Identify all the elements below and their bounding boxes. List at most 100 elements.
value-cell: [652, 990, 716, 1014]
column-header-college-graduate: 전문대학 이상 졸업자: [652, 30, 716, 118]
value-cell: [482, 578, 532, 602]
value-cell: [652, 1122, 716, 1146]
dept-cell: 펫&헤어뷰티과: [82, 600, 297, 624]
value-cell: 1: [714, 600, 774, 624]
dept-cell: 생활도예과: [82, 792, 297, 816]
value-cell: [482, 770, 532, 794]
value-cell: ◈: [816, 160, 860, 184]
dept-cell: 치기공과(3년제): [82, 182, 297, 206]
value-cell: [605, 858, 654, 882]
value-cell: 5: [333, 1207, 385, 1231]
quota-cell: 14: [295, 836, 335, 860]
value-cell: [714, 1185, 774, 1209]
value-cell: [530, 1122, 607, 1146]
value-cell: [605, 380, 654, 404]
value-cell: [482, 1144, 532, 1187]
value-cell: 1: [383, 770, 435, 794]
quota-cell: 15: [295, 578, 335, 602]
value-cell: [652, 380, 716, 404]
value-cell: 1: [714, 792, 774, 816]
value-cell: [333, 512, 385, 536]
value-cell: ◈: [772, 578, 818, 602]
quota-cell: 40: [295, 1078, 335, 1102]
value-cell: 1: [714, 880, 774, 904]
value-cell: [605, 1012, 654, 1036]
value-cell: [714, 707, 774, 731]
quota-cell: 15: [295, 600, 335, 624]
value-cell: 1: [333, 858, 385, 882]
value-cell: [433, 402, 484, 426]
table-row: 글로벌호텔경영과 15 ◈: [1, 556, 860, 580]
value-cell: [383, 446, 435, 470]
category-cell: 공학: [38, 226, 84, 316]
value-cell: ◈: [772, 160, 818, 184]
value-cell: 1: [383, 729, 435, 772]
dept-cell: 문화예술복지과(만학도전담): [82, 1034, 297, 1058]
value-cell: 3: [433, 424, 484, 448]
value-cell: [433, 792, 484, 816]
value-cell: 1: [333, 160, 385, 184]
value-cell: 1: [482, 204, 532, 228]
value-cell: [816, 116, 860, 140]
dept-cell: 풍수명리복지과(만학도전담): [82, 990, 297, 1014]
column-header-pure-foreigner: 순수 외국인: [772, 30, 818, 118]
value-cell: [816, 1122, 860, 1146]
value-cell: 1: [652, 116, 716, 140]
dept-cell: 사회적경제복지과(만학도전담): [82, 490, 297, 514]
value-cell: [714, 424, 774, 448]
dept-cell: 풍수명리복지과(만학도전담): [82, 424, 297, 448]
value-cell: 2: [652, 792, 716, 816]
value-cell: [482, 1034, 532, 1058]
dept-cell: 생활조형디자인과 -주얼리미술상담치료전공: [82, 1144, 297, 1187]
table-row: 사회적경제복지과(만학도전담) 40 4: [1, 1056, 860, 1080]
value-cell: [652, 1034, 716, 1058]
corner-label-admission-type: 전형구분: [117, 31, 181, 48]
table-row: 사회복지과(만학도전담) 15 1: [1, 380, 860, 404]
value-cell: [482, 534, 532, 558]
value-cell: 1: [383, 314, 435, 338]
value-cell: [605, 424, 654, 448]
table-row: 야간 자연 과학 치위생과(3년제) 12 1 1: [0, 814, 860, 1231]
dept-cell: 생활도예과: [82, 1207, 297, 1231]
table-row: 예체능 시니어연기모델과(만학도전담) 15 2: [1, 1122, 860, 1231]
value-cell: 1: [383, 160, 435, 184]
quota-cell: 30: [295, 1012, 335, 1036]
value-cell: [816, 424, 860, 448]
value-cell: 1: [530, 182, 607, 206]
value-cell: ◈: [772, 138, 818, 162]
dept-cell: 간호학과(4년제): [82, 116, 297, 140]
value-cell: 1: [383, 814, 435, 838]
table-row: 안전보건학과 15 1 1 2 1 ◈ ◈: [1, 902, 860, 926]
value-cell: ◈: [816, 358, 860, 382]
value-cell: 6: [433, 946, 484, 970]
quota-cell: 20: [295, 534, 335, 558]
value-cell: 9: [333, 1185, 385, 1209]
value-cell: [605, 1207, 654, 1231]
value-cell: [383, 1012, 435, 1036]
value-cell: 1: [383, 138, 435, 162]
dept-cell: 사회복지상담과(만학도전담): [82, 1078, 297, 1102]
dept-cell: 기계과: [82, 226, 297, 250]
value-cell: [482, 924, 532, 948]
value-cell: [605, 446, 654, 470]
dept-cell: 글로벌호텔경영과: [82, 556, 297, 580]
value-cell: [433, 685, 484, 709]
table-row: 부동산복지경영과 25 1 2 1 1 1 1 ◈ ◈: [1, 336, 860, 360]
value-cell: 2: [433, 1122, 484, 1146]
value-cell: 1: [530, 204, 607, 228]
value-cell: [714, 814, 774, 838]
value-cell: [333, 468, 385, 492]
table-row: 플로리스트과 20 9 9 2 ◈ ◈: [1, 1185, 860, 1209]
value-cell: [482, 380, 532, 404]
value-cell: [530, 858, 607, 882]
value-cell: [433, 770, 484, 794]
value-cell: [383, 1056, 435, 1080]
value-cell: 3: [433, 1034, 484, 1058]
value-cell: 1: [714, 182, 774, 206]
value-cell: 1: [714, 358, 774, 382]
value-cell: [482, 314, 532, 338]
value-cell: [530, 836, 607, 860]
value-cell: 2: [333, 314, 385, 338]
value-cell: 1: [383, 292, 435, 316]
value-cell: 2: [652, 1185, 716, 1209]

= Requirement =
Convert the lines into a numbered list, from the first line of the records through the line containing "value-cell: 1: [714, 600, 774, 624]", both included, omitting any blank lines.

= Exercise answer =
1. Identify all the elements below and their bounding boxes. List at most 100 elements.
2. value-cell: [652, 990, 716, 1014]
3. column-header-college-graduate: 전문대학 이상 졸업자: [652, 30, 716, 118]
4. value-cell: [482, 578, 532, 602]
5. value-cell: [652, 1122, 716, 1146]
6. dept-cell: 펫&헤어뷰티과: [82, 600, 297, 624]
7. value-cell: 1: [714, 600, 774, 624]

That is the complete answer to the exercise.